Data excerpts
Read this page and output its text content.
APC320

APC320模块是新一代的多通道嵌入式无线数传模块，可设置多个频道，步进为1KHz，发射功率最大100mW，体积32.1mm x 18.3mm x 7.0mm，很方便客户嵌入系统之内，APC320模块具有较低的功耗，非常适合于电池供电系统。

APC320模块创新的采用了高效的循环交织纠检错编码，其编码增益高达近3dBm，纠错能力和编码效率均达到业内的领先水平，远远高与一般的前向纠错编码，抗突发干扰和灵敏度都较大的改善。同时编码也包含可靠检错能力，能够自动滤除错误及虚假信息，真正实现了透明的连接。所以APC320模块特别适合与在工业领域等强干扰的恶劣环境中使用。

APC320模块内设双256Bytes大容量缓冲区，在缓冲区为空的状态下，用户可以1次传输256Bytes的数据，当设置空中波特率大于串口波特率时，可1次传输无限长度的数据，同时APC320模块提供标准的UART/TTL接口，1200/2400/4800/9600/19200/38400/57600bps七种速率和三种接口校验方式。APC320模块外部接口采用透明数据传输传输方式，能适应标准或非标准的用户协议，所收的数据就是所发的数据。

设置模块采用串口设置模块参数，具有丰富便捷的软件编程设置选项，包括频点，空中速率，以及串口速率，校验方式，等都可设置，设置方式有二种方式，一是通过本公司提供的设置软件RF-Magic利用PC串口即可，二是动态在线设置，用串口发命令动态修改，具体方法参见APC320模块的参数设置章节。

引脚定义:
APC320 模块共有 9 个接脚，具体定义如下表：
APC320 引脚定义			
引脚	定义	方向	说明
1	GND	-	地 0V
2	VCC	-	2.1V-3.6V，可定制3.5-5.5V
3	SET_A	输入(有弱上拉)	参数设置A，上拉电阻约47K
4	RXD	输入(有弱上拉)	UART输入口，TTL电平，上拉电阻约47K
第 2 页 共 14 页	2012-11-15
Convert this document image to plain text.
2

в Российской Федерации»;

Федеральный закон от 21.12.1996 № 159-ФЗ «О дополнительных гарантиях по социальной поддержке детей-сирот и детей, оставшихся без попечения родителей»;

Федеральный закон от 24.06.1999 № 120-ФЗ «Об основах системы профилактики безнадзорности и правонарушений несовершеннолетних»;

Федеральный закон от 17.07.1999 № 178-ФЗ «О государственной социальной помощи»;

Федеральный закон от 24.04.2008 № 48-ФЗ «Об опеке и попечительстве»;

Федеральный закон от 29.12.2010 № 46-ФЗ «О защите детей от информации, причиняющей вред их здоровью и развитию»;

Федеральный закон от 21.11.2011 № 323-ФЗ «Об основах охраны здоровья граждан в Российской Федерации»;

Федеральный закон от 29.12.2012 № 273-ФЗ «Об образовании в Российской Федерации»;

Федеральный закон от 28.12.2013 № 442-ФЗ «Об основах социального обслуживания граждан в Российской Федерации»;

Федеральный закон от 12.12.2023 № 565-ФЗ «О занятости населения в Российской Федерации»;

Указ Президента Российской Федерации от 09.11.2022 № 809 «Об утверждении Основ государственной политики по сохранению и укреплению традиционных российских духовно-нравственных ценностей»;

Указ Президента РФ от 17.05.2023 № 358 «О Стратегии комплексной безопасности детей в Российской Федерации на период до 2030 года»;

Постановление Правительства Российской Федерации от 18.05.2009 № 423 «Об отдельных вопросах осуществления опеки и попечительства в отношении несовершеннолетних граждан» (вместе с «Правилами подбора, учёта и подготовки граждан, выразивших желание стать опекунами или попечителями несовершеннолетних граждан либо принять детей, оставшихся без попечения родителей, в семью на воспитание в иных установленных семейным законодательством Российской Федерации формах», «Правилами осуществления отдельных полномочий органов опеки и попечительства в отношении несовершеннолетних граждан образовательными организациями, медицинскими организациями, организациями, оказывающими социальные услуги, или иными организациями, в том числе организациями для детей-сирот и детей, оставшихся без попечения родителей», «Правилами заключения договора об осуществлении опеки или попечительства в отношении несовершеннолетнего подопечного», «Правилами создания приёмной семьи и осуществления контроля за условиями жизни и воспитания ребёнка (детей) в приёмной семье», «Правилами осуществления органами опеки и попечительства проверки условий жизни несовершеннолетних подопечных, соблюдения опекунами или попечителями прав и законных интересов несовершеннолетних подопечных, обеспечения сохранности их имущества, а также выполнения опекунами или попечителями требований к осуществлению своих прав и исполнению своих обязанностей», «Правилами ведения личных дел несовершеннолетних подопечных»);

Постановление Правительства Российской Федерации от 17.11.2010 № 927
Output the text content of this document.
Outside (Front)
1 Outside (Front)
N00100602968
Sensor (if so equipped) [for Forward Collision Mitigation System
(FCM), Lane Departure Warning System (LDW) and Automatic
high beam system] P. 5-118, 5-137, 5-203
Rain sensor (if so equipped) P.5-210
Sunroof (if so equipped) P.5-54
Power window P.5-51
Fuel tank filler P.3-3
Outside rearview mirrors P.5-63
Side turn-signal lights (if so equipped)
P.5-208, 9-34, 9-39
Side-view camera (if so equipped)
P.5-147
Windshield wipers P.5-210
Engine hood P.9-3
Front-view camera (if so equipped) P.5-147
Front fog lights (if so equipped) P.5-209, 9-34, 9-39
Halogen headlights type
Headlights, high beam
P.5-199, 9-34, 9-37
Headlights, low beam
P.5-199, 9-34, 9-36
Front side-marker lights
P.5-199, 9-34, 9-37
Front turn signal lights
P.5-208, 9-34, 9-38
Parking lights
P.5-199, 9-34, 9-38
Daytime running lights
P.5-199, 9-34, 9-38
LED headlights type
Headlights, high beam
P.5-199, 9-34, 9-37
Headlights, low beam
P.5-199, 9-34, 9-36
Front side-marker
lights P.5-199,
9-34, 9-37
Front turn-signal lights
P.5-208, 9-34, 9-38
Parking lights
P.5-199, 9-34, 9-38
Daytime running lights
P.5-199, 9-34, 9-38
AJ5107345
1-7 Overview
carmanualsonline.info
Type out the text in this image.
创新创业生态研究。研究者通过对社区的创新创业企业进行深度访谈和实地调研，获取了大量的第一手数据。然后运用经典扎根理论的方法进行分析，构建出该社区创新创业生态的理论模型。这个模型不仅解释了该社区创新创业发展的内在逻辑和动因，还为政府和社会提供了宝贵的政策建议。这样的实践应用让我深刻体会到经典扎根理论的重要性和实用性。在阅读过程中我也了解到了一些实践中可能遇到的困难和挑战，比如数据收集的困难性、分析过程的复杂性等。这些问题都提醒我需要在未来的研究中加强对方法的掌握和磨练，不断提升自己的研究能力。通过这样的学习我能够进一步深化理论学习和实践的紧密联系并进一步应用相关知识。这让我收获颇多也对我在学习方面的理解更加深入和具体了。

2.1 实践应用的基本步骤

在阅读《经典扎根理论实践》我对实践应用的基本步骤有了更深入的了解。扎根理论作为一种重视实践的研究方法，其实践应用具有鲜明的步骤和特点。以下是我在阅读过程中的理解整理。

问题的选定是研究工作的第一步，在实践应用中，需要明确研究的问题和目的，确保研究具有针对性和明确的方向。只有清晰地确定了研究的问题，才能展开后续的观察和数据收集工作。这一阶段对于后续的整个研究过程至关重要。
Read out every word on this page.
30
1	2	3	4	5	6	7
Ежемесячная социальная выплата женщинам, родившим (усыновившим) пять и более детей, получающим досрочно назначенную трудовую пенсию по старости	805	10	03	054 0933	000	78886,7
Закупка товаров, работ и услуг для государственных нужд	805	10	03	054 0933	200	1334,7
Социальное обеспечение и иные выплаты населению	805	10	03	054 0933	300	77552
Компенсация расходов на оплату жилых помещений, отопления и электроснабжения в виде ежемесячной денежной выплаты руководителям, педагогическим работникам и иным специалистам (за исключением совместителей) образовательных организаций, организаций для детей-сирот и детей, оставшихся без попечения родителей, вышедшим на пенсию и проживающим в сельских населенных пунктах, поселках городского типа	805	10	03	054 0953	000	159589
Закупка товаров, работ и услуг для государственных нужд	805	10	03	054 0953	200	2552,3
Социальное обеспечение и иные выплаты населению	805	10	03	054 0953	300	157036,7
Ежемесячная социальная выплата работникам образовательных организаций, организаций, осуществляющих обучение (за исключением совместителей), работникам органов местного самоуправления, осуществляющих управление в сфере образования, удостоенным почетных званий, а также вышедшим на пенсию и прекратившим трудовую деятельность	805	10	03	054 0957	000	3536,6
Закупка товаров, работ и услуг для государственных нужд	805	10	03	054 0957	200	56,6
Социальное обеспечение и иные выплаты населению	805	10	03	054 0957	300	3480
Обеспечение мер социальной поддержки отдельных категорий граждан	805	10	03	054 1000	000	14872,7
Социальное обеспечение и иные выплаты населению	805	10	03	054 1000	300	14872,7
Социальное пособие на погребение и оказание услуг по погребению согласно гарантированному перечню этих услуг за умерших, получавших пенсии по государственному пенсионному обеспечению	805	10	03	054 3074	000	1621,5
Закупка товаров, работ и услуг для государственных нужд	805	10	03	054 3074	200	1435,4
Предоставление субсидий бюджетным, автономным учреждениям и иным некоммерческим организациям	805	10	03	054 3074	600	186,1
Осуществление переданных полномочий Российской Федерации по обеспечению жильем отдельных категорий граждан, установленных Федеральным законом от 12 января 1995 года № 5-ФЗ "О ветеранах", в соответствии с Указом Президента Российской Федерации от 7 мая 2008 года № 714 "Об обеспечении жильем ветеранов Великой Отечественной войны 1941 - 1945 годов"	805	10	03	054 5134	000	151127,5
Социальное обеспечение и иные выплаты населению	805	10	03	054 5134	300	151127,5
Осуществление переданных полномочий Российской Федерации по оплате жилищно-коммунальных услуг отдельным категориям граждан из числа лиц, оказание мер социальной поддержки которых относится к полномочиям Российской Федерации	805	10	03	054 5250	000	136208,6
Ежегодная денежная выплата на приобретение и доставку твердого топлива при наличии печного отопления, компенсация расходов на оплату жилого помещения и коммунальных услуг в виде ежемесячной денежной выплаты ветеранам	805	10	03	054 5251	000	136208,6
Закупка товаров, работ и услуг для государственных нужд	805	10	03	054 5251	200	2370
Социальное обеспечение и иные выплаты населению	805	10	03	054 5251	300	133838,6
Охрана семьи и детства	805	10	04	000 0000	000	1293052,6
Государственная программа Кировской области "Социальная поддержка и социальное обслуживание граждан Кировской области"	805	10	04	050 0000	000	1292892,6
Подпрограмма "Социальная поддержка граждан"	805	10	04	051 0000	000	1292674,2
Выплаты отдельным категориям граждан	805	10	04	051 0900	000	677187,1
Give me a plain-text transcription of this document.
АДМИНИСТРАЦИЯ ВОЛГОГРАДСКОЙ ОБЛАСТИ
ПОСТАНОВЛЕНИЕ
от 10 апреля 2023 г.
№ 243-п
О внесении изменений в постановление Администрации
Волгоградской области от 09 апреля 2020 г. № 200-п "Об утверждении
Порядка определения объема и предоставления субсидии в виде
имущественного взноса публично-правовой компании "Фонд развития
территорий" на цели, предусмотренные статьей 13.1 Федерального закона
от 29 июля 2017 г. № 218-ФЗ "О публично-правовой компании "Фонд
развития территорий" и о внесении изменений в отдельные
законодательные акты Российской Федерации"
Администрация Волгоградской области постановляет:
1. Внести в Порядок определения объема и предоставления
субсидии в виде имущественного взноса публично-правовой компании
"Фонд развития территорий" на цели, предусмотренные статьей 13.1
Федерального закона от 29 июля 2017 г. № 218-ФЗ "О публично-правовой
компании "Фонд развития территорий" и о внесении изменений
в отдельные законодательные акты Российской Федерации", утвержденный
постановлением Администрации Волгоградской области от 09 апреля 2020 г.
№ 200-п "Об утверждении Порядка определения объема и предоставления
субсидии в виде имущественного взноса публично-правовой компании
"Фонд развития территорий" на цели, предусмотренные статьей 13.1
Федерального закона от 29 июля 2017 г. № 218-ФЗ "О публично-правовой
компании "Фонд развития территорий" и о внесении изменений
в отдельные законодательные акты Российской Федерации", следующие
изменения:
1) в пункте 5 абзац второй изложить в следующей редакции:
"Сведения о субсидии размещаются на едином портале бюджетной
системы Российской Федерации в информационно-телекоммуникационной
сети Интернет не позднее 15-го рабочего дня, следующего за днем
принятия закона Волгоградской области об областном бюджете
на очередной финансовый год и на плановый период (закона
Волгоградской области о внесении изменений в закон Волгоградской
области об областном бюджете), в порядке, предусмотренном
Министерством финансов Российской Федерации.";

*What you need to do*: Say how many lines in this listing hold the string "пенсию", giving the count and nothing more.

*Answer to this task*: 3